→ **Work to be completed**: From the listing below, pull out every line where the string "anni" appears.
[Begin Stored data]
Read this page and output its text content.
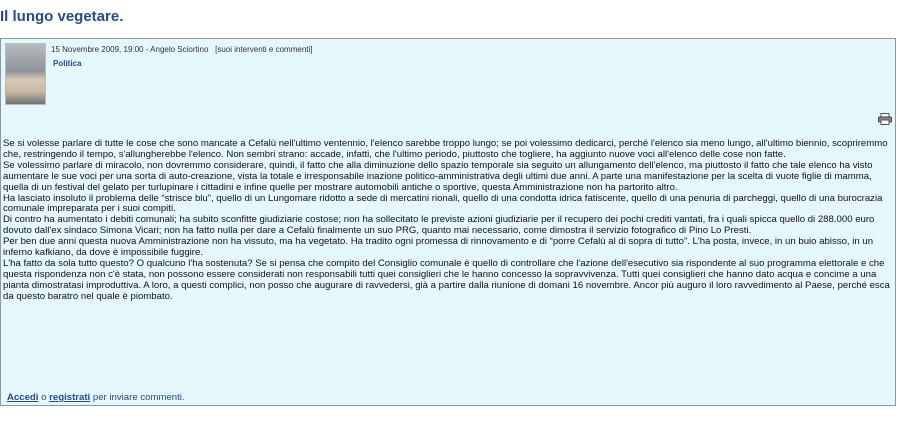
Il lungo vegetare.
15 Novembre 2009, 19:00 - Angelo Sciortino [suoi interventi e commenti]
Politica

Se si volesse parlare di tutte le cose che sono mancate a Cefalù nell'ultimo ventennio, l'elenco sarebbe troppo lungo; se poi volessimo dedicarci, perché l'elenco sia meno lungo, all'ultimo biennio, scopriremmo che, restringendo il tempo, s'allungherebbe l'elenco. Non sembri strano: accade, infatti, che l'ultimo periodo, piuttosto che togliere, ha aggiunto nuove voci all'elenco delle cose non fatte.

Se volessimo parlare di miracolo, non dovremmo considerare, quindi, il fatto che alla diminuzione dello spazio temporale sia seguito un allungamento dell'elenco, ma piuttosto il fatto che tale elenco ha visto aumentare le sue voci per una sorta di auto-creazione, vista la totale e irresponsabile inazione politico-amministrativa degli ultimi due anni. A parte una manifestazione per la scelta di vuote figlie di mamma, quella di un festival del gelato per turlupinare i cittadini e infine quelle per mostrare automobili antiche o sportive, questa Amministrazione non ha partorito altro.

Ha lasciato insoluto il problema delle “strisce blu”, quello di un Lungomare ridotto a sede di mercatini rionali, quello di una condotta idrica fatiscente, quello di una penuria di parcheggi, quello di una burocrazia comunale impreparata per i suoi compiti.

Di contro ha aumentato i debiti comunali; ha subito sconfitte giudiziarie costose; non ha sollecitato le previste azioni giudiziarie per il recupero dei pochi crediti vantati, fra i quali spicca quello di 288.000 euro dovuto dall'ex sindaco Simona Vicari; non ha fatto nulla per dare a Cefalù finalmente un suo PRG, quanto mai necessario, come dimostra il servizio fotografico di Pino Lo Presti.

Per ben due anni questa nuova Amministrazione non ha vissuto, ma ha vegetato. Ha tradito ogni promessa di rinnovamento e di “porre Cefalù al di sopra di tutto”. L'ha posta, invece, in un buio abisso, in un inferno kafkiano, da dove è impossibile fuggire.

L'ha fatto da sola tutto questo? O qualcuno l'ha sostenuta? Se si pensa che compito del Consiglio comunale è quello di controllare che l'azione dell'esecutivo sia rispondente al suo programma elettorale e che questa rispondenza non c'è stata, non possono essere considerati non responsabili tutti quei consiglieri che le hanno concesso la sopravvivenza. Tutti quei consiglieri che hanno dato acqua e concime a una pianta dimostratasi improduttiva. A loro, a questi complici, non posso che augurare di ravvedersi, già a partire dalla riunione di domani 16 novembre. Ancor più auguro il loro ravvedimento al Paese, perché esca da questo baratro nel quale è piombato.

Accedi o registrati per inviare commenti.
[End Stored data]
→ **Output**:
Se volessimo parlare di miracolo, non dovremmo considerare, quindi, il fatto che alla diminuzione dello spazio temporale sia seguito un allungamento dell'elenco, ma piuttosto il fatto che tale elenco ha visto aumentare le sue voci per una sorta di auto-creazione, vista la totale e irresponsabile inazione politico-amministrativa degli ultimi due anni. A parte una manifestazione per la scelta di vuote figlie di mamma, quella di un festival del gelato per turlupinare i cittadini e infine quelle per mostrare automobili antiche o sportive, questa Amministrazione non ha partorito altro.
Per ben due anni questa nuova Amministrazione non ha vissuto, ma ha vegetato. Ha tradito ogni promessa di rinnovamento e di “porre Cefalù al di sopra di tutto”. L'ha posta, invece, in un buio abisso, in un inferno kafkiano, da dove è impossibile fuggire.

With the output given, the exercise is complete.